◆ STORED RECORDS ◆
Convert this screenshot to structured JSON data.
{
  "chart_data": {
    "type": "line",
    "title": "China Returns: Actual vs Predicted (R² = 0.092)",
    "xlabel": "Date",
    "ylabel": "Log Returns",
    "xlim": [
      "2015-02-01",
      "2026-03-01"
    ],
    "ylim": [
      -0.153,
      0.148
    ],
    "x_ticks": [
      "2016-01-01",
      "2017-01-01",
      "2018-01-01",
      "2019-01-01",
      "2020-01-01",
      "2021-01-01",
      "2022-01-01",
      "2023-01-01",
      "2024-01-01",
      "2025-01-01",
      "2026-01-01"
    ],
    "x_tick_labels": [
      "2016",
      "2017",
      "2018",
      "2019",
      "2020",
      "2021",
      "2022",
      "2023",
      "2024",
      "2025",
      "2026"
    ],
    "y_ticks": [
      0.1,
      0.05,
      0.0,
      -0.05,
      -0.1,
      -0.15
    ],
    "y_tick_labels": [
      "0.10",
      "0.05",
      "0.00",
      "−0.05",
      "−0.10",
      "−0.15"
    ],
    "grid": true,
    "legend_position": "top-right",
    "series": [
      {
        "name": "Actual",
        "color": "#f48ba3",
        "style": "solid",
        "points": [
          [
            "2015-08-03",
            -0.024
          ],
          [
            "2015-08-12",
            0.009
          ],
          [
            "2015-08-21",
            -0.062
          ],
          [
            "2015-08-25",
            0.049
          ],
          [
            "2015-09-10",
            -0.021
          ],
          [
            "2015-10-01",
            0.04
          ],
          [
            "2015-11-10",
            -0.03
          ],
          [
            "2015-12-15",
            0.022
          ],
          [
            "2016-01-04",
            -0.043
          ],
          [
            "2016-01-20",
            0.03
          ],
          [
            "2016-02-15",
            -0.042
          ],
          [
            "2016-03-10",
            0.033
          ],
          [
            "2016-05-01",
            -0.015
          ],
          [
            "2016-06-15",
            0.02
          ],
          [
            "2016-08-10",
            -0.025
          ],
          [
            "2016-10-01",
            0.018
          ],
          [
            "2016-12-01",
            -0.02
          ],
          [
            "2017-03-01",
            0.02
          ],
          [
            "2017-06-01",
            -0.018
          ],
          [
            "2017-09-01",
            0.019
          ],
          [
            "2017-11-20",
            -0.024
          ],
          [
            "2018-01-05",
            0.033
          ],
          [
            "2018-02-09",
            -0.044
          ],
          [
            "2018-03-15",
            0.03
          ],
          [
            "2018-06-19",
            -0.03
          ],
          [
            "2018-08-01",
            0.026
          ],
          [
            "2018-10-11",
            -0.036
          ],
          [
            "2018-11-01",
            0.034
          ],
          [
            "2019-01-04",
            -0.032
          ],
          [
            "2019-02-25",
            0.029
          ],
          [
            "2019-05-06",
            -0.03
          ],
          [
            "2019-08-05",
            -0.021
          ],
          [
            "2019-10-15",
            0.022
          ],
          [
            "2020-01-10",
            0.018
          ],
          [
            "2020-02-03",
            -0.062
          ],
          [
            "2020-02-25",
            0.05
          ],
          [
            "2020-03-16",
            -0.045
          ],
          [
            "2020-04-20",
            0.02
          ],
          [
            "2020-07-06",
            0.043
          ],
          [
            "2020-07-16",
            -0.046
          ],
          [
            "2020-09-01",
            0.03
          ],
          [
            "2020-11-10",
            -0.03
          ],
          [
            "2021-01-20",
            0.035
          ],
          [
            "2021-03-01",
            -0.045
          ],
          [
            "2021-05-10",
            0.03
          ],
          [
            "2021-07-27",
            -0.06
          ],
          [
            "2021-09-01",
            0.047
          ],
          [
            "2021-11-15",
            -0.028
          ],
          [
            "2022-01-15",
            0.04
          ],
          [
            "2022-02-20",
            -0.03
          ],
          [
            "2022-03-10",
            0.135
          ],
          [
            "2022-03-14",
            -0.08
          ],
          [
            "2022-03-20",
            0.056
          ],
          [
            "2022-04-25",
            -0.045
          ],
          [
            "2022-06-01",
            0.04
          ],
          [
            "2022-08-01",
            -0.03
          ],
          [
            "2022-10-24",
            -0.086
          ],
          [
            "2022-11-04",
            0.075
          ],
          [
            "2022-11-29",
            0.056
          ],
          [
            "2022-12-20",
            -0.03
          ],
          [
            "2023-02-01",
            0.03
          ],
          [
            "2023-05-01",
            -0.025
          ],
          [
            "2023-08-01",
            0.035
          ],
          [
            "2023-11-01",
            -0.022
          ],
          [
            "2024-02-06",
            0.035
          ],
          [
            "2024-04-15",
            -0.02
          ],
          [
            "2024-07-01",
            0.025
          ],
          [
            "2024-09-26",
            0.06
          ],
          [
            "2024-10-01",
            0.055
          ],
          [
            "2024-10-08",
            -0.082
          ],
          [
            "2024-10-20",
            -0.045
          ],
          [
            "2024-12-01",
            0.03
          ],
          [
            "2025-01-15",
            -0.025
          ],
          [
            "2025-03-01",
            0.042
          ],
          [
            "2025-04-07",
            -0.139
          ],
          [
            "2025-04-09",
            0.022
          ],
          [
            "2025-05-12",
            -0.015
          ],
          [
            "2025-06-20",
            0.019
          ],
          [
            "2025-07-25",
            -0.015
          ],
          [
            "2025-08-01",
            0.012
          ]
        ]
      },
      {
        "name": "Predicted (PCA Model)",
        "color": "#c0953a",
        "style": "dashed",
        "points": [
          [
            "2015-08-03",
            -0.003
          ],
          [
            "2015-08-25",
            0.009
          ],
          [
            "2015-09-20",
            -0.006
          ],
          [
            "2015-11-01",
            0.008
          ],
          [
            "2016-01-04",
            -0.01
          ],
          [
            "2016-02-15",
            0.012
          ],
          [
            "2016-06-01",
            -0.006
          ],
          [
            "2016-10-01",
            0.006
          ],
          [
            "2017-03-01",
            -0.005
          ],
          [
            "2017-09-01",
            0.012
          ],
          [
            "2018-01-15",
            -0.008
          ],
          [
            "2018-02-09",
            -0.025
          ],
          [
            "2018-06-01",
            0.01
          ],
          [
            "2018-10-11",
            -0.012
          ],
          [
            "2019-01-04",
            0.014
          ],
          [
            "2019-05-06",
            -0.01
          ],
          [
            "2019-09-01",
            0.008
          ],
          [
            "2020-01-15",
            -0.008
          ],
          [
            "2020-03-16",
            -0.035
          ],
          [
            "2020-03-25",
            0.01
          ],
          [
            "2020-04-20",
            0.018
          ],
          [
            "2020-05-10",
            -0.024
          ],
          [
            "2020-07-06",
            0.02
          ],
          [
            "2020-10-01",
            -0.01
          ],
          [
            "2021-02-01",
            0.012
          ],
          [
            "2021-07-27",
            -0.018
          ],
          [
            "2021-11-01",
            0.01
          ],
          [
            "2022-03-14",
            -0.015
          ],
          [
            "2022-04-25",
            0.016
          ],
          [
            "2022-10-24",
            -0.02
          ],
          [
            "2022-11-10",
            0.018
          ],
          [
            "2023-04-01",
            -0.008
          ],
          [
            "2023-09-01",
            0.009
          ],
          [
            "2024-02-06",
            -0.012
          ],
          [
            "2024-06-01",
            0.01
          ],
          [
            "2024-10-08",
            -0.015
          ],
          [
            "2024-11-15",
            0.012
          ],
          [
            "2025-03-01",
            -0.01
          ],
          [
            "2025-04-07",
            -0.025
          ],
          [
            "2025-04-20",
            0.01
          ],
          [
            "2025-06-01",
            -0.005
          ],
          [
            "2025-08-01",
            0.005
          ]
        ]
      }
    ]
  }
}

◆ EXERCISE GOAL ◆
All of the data needs to be reproduced exactly, with no line missing.

◆ ANSWER TO THE EXERCISE ◆
Convert this screenshot to structured JSON data.
{
  "chart_data": {
    "type": "line",
    "title": "China Returns: Actual vs Predicted (R² = 0.092)",
    "xlabel": "Date",
    "ylabel": "Log Returns",
    "xlim": [
      "2015-02-01",
      "2026-03-01"
    ],
    "ylim": [
      -0.153,
      0.148
    ],
    "x_ticks": [
      "2016-01-01",
      "2017-01-01",
      "2018-01-01",
      "2019-01-01",
      "2020-01-01",
      "2021-01-01",
      "2022-01-01",
      "2023-01-01",
      "2024-01-01",
      "2025-01-01",
      "2026-01-01"
    ],
    "x_tick_labels": [
      "2016",
      "2017",
      "2018",
      "2019",
      "2020",
      "2021",
      "2022",
      "2023",
      "2024",
      "2025",
      "2026"
    ],
    "y_ticks": [
      0.1,
      0.05,
      0.0,
      -0.05,
      -0.1,
      -0.15
    ],
    "y_tick_labels": [
      "0.10",
      "0.05",
      "0.00",
      "−0.05",
      "−0.10",
      "−0.15"
    ],
    "grid": true,
    "legend_position": "top-right",
    "series": [
      {
        "name": "Actual",
        "color": "#f48ba3",
        "style": "solid",
        "points": [
          [
            "2015-08-03",
            -0.024
          ],
          [
            "2015-08-12",
            0.009
          ],
          [
            "2015-08-21",
            -0.062
          ],
          [
            "2015-08-25",
            0.049
          ],
          [
            "2015-09-10",
            -0.021
          ],
          [
            "2015-10-01",
            0.04
          ],
          [
            "2015-11-10",
            -0.03
          ],
          [
            "2015-12-15",
            0.022
          ],
          [
            "2016-01-04",
            -0.043
          ],
          [
            "2016-01-20",
            0.03
          ],
          [
            "2016-02-15",
            -0.042
          ],
          [
            "2016-03-10",
            0.033
          ],
          [
            "2016-05-01",
            -0.015
          ],
          [
            "2016-06-15",
            0.02
          ],
          [
            "2016-08-10",
            -0.025
          ],
          [
            "2016-10-01",
            0.018
          ],
          [
            "2016-12-01",
            -0.02
          ],
          [
            "2017-03-01",
            0.02
          ],
          [
            "2017-06-01",
            -0.018
          ],
          [
            "2017-09-01",
            0.019
          ],
          [
            "2017-11-20",
            -0.024
          ],
          [
            "2018-01-05",
            0.033
          ],
          [
            "2018-02-09",
            -0.044
          ],
          [
            "2018-03-15",
            0.03
          ],
          [
            "2018-06-19",
            -0.03
          ],
          [
            "2018-08-01",
            0.026
          ],
          [
            "2018-10-11",
            -0.036
          ],
          [
            "2018-11-01",
            0.034
          ],
          [
            "2019-01-04",
            -0.032
          ],
          [
            "2019-02-25",
            0.029
          ],
          [
            "2019-05-06",
            -0.03
          ],
          [
            "2019-08-05",
            -0.021
          ],
          [
            "2019-10-15",
            0.022
          ],
          [
            "2020-01-10",
            0.018
          ],
          [
            "2020-02-03",
            -0.062
          ],
          [
            "2020-02-25",
            0.05
          ],
          [
            "2020-03-16",
            -0.045
          ],
          [
            "2020-04-20",
            0.02
          ],
          [
            "2020-07-06",
            0.043
          ],
          [
            "2020-07-16",
            -0.046
          ],
          [
            "2020-09-01",
            0.03
          ],
          [
            "2020-11-10",
            -0.03
          ],
          [
            "2021-01-20",
            0.035
          ],
          [
            "2021-03-01",
            -0.045
          ],
          [
            "2021-05-10",
            0.03
          ],
          [
            "2021-07-27",
            -0.06
          ],
          [
            "2021-09-01",
            0.047
          ],
          [
            "2021-11-15",
            -0.028
          ],
          [
            "2022-01-15",
            0.04
          ],
          [
            "2022-02-20",
            -0.03
          ],
          [
            "2022-03-10",
            0.135
          ],
          [
            "2022-03-14",
            -0.08
          ],
          [
            "2022-03-20",
            0.056
          ],
          [
            "2022-04-25",
            -0.045
          ],
          [
            "2022-06-01",
            0.04
          ],
          [
            "2022-08-01",
            -0.03
          ],
          [
            "2022-10-24",
            -0.086
          ],
          [
            "2022-11-04",
            0.075
          ],
          [
            "2022-11-29",
            0.056
          ],
          [
            "2022-12-20",
            -0.03
          ],
          [
            "2023-02-01",
            0.03
          ],
          [
            "2023-05-01",
            -0.025
          ],
          [
            "2023-08-01",
            0.035
          ],
          [
            "2023-11-01",
            -0.022
          ],
          [
            "2024-02-06",
            0.035
          ],
          [
            "2024-04-15",
            -0.02
          ],
          [
            "2024-07-01",
            0.025
          ],
          [
            "2024-09-26",
            0.06
          ],
          [
            "2024-10-01",
            0.055
          ],
          [
            "2024-10-08",
            -0.082
          ],
          [
            "2024-10-20",
            -0.045
          ],
          [
            "2024-12-01",
            0.03
          ],
          [
            "2025-01-15",
            -0.025
          ],
          [
            "2025-03-01",
            0.042
          ],
          [
            "2025-04-07",
            -0.139
          ],
          [
            "2025-04-09",
            0.022
          ],
          [
            "2025-05-12",
            -0.015
          ],
          [
            "2025-06-20",
            0.019
          ],
          [
            "2025-07-25",
            -0.015
          ],
          [
            "2025-08-01",
            0.012
          ]
        ]
      },
      {
        "name": "Predicted (PCA Model)",
        "color": "#c0953a",
        "style": "dashed",
        "points": [
          [
            "2015-08-03",
            -0.003
          ],
          [
            "2015-08-25",
            0.009
          ],
          [
            "2015-09-20",
            -0.006
          ],
          [
            "2015-11-01",
            0.008
          ],
          [
            "2016-01-04",
            -0.01
          ],
          [
            "2016-02-15",
            0.012
          ],
          [
            "2016-06-01",
            -0.006
          ],
          [
            "2016-10-01",
            0.006
          ],
          [
            "2017-03-01",
            -0.005
          ],
          [
            "2017-09-01",
            0.012
          ],
          [
            "2018-01-15",
            -0.008
          ],
          [
            "2018-02-09",
            -0.025
          ],
          [
            "2018-06-01",
            0.01
          ],
          [
            "2018-10-11",
            -0.012
          ],
          [
            "2019-01-04",
            0.014
          ],
          [
            "2019-05-06",
            -0.01
          ],
          [
            "2019-09-01",
            0.008
          ],
          [
            "2020-01-15",
            -0.008
          ],
          [
            "2020-03-16",
            -0.035
          ],
          [
            "2020-03-25",
            0.01
          ],
          [
            "2020-04-20",
            0.018
          ],
          [
            "2020-05-10",
            -0.024
          ],
          [
            "2020-07-06",
            0.02
          ],
          [
            "2020-10-01",
            -0.01
          ],
          [
            "2021-02-01",
            0.012
          ],
          [
            "2021-07-27",
            -0.018
          ],
          [
            "2021-11-01",
            0.01
          ],
          [
            "2022-03-14",
            -0.015
          ],
          [
            "2022-04-25",
            0.016
          ],
          [
            "2022-10-24",
            -0.02
          ],
          [
            "2022-11-10",
            0.018
          ],
          [
            "2023-04-01",
            -0.008
          ],
          [
            "2023-09-01",
            0.009
          ],
          [
            "2024-02-06",
            -0.012
          ],
          [
            "2024-06-01",
            0.01
          ],
          [
            "2024-10-08",
            -0.015
          ],
          [
            "2024-11-15",
            0.012
          ],
          [
            "2025-03-01",
            -0.01
          ],
          [
            "2025-04-07",
            -0.025
          ],
          [
            "2025-04-20",
            0.01
          ],
          [
            "2025-06-01",
            -0.005
          ],
          [
            "2025-08-01",
            0.005
          ]
        ]
      }
    ]
  }
}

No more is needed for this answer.